### Problem to work on:
Review the material and extract every line in which the word "number" occurs.
--- begin Source data ---
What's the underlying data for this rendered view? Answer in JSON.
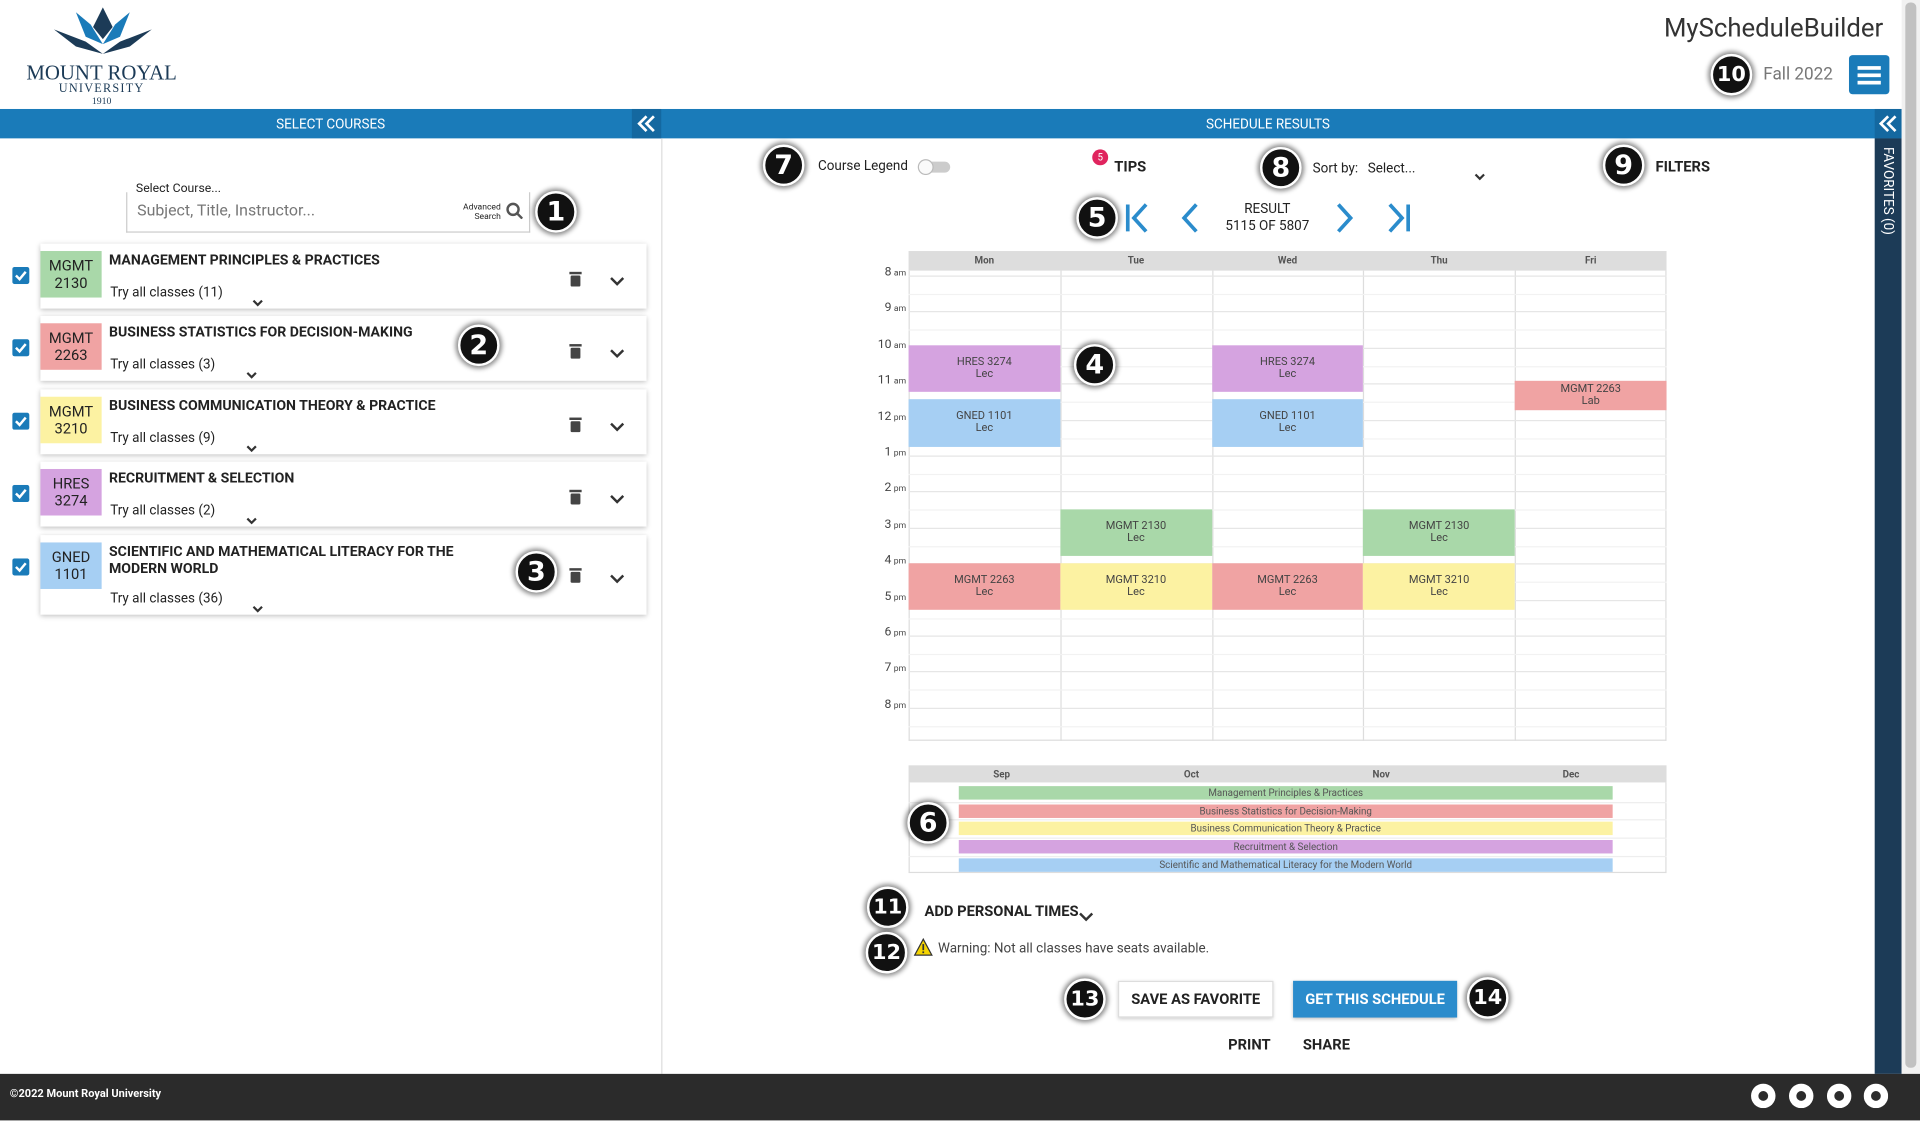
{
  "header": {
    "logo": [
      "MOUNT ROYAL",
      "UNIVERSITY",
      "1910"
    ],
    "app_title": "MyScheduleBuilder",
    "term": "Fall 2022"
  },
  "select_courses": {
    "title": "SELECT COURSES",
    "search_label": "Select Course...",
    "search_placeholder": "Subject, Title, Instructor...",
    "advanced_search": [
      "Advanced",
      "Search"
    ],
    "courses": [
      {
        "subject": "MGMT",
        "number": "2130",
        "title": "MANAGEMENT PRINCIPLES & PRACTICES",
        "try": "Try all classes (11)",
        "color": "#a9d8a9"
      },
      {
        "subject": "MGMT",
        "number": "2263",
        "title": "BUSINESS STATISTICS FOR DECISION-MAKING",
        "try": "Try all classes (3)",
        "color": "#f0a3a3"
      },
      {
        "subject": "MGMT",
        "number": "3210",
        "title": "BUSINESS COMMUNICATION THEORY & PRACTICE",
        "try": "Try all classes (9)",
        "color": "#fcf2a2"
      },
      {
        "subject": "HRES",
        "number": "3274",
        "title": "RECRUITMENT & SELECTION",
        "try": "Try all classes (2)",
        "color": "#d5a3e0"
      },
      {
        "subject": "GNED",
        "number": "1101",
        "title": "SCIENTIFIC AND MATHEMATICAL LITERACY FOR THE MODERN WORLD",
        "try": "Try all classes (36)",
        "color": "#a6cff3"
      }
    ]
  },
  "schedule_results": {
    "title": "SCHEDULE RESULTS",
    "course_legend": "Course Legend",
    "tips_count": "5",
    "tips": "TIPS",
    "sort_label": "Sort by:",
    "sort_value": "Select...",
    "filters": "FILTERS",
    "result_label": "RESULT",
    "result_count": "5115 OF 5807"
  },
  "calendar": {
    "days": [
      "Mon",
      "Tue",
      "Wed",
      "Thu",
      "Fri"
    ],
    "hours": [
      [
        "8",
        "am"
      ],
      [
        "9",
        "am"
      ],
      [
        "10",
        "am"
      ],
      [
        "11",
        "am"
      ],
      [
        "12",
        "pm"
      ],
      [
        "1",
        "pm"
      ],
      [
        "2",
        "pm"
      ],
      [
        "3",
        "pm"
      ],
      [
        "4",
        "pm"
      ],
      [
        "5",
        "pm"
      ],
      [
        "6",
        "pm"
      ],
      [
        "7",
        "pm"
      ],
      [
        "8",
        "pm"
      ]
    ],
    "time_range": [
      8,
      21
    ],
    "events": [
      {
        "course": "HRES 3274",
        "kind": "Lec",
        "day": 0,
        "start": 10,
        "end": 11.3,
        "color": "#d5a3e0"
      },
      {
        "course": "GNED 1101",
        "kind": "Lec",
        "day": 0,
        "start": 11.5,
        "end": 12.83,
        "color": "#a6cff3"
      },
      {
        "course": "MGMT 2263",
        "kind": "Lec",
        "day": 0,
        "start": 16.05,
        "end": 17.35,
        "color": "#f0a3a3"
      },
      {
        "course": "MGMT 2130",
        "kind": "Lec",
        "day": 1,
        "start": 14.55,
        "end": 15.85,
        "color": "#a9d8a9"
      },
      {
        "course": "MGMT 3210",
        "kind": "Lec",
        "day": 1,
        "start": 16.05,
        "end": 17.35,
        "color": "#fcf2a2"
      },
      {
        "course": "HRES 3274",
        "kind": "Lec",
        "day": 2,
        "start": 10,
        "end": 11.3,
        "color": "#d5a3e0"
      },
      {
        "course": "GNED 1101",
        "kind": "Lec",
        "day": 2,
        "start": 11.5,
        "end": 12.83,
        "color": "#a6cff3"
      },
      {
        "course": "MGMT 2263",
        "kind": "Lec",
        "day": 2,
        "start": 16.05,
        "end": 17.35,
        "color": "#f0a3a3"
      },
      {
        "course": "MGMT 2130",
        "kind": "Lec",
        "day": 3,
        "start": 14.55,
        "end": 15.85,
        "color": "#a9d8a9"
      },
      {
        "course": "MGMT 3210",
        "kind": "Lec",
        "day": 3,
        "start": 16.05,
        "end": 17.35,
        "color": "#fcf2a2"
      },
      {
        "course": "MGMT 2263",
        "kind": "Lab",
        "day": 4,
        "start": 11.0,
        "end": 11.8,
        "color": "#f0a3a3"
      }
    ]
  },
  "term": {
    "months": [
      "Sep",
      "Oct",
      "Nov",
      "Dec"
    ],
    "bars": [
      {
        "name": "Management Principles & Practices",
        "color": "#a9d8a9"
      },
      {
        "name": "Business Statistics for Decision-Making",
        "color": "#f0a3a3"
      },
      {
        "name": "Business Communication Theory & Practice",
        "color": "#fcf2a2"
      },
      {
        "name": "Recruitment & Selection",
        "color": "#d5a3e0"
      },
      {
        "name": "Scientific and Mathematical Literacy for the Modern World",
        "color": "#a6cff3"
      }
    ]
  },
  "actions": {
    "add_personal_times": "ADD PERSONAL TIMES",
    "warning": "Warning: Not all classes have seats available.",
    "save_favorite": "SAVE AS FAVORITE",
    "get_schedule": "GET THIS SCHEDULE",
    "print": "PRINT",
    "share": "SHARE"
  },
  "favorites": "FAVORITES (0)",
  "footer": "©2022 Mount Royal University",
  "callouts": [
    "1",
    "2",
    "3",
    "4",
    "5",
    "6",
    "7",
    "8",
    "9",
    "10",
    "11",
    "12",
    "13",
    "14"
  ]
}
--- end Source data ---
### Response to this task:
        "number": "2130",
        "number": "2263",
        "number": "3210",
        "number": "3274",
        "number": "1101",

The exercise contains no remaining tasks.